Begin
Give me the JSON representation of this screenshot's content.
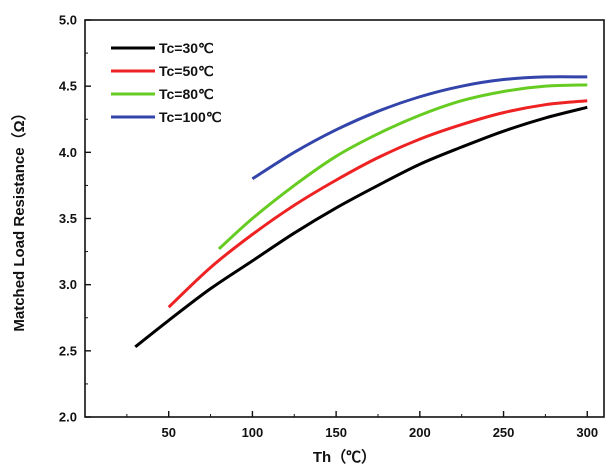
{
  "chart_data": {
    "type": "line",
    "title": "",
    "xlabel": "Th（℃）",
    "ylabel": "Matched Load Resistance（Ω）",
    "xlim": [
      0,
      310
    ],
    "ylim": [
      2.0,
      5.0
    ],
    "x_ticks": [
      50,
      100,
      150,
      200,
      250,
      300
    ],
    "y_ticks": [
      2.0,
      2.5,
      3.0,
      3.5,
      4.0,
      4.5,
      5.0
    ],
    "y_tick_labels": [
      "2.0",
      "2.5",
      "3.0",
      "3.5",
      "4.0",
      "4.5",
      "5.0"
    ],
    "grid": false,
    "legend_position": "top-left",
    "series": [
      {
        "name": "Tc=30℃",
        "color": "#000000",
        "x": [
          30,
          50,
          75,
          100,
          125,
          150,
          175,
          200,
          225,
          250,
          275,
          300
        ],
        "y": [
          2.53,
          2.73,
          2.97,
          3.18,
          3.39,
          3.58,
          3.75,
          3.91,
          4.04,
          4.16,
          4.26,
          4.34
        ]
      },
      {
        "name": "Tc=50℃",
        "color": "#ee2222",
        "x": [
          50,
          75,
          100,
          125,
          150,
          175,
          200,
          225,
          250,
          275,
          300
        ],
        "y": [
          2.83,
          3.13,
          3.38,
          3.6,
          3.79,
          3.96,
          4.1,
          4.21,
          4.3,
          4.36,
          4.39
        ]
      },
      {
        "name": "Tc=80℃",
        "color": "#66cc22",
        "x": [
          80,
          100,
          125,
          150,
          175,
          200,
          225,
          250,
          275,
          300
        ],
        "y": [
          3.27,
          3.5,
          3.75,
          3.97,
          4.14,
          4.28,
          4.39,
          4.46,
          4.5,
          4.51
        ]
      },
      {
        "name": "Tc=100℃",
        "color": "#3344aa",
        "x": [
          100,
          125,
          150,
          175,
          200,
          225,
          250,
          275,
          300
        ],
        "y": [
          3.8,
          4.0,
          4.17,
          4.31,
          4.42,
          4.5,
          4.55,
          4.57,
          4.57
        ]
      }
    ]
  }
}
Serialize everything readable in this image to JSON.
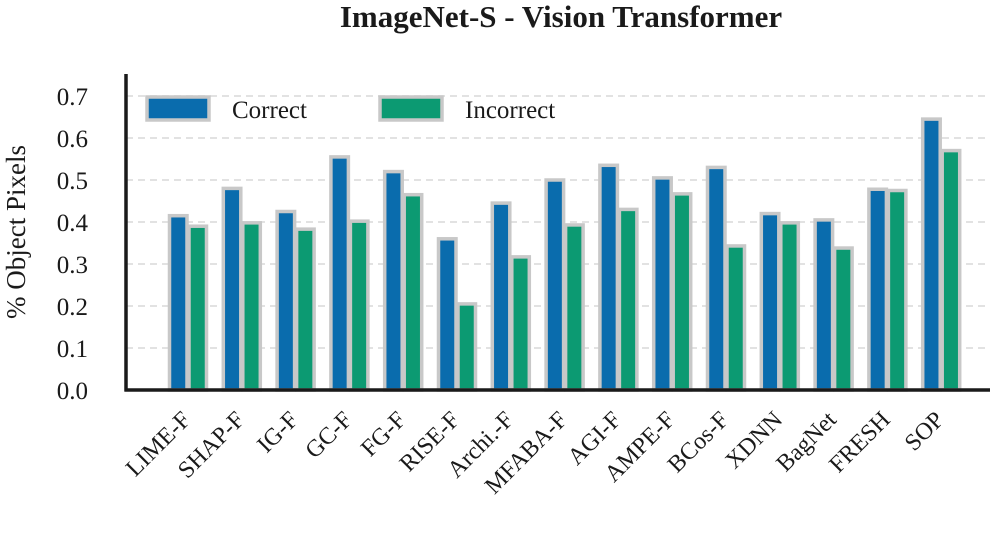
End
Looking back at the lines above, state how many contain the word "name", and supply nothing besides the number.

4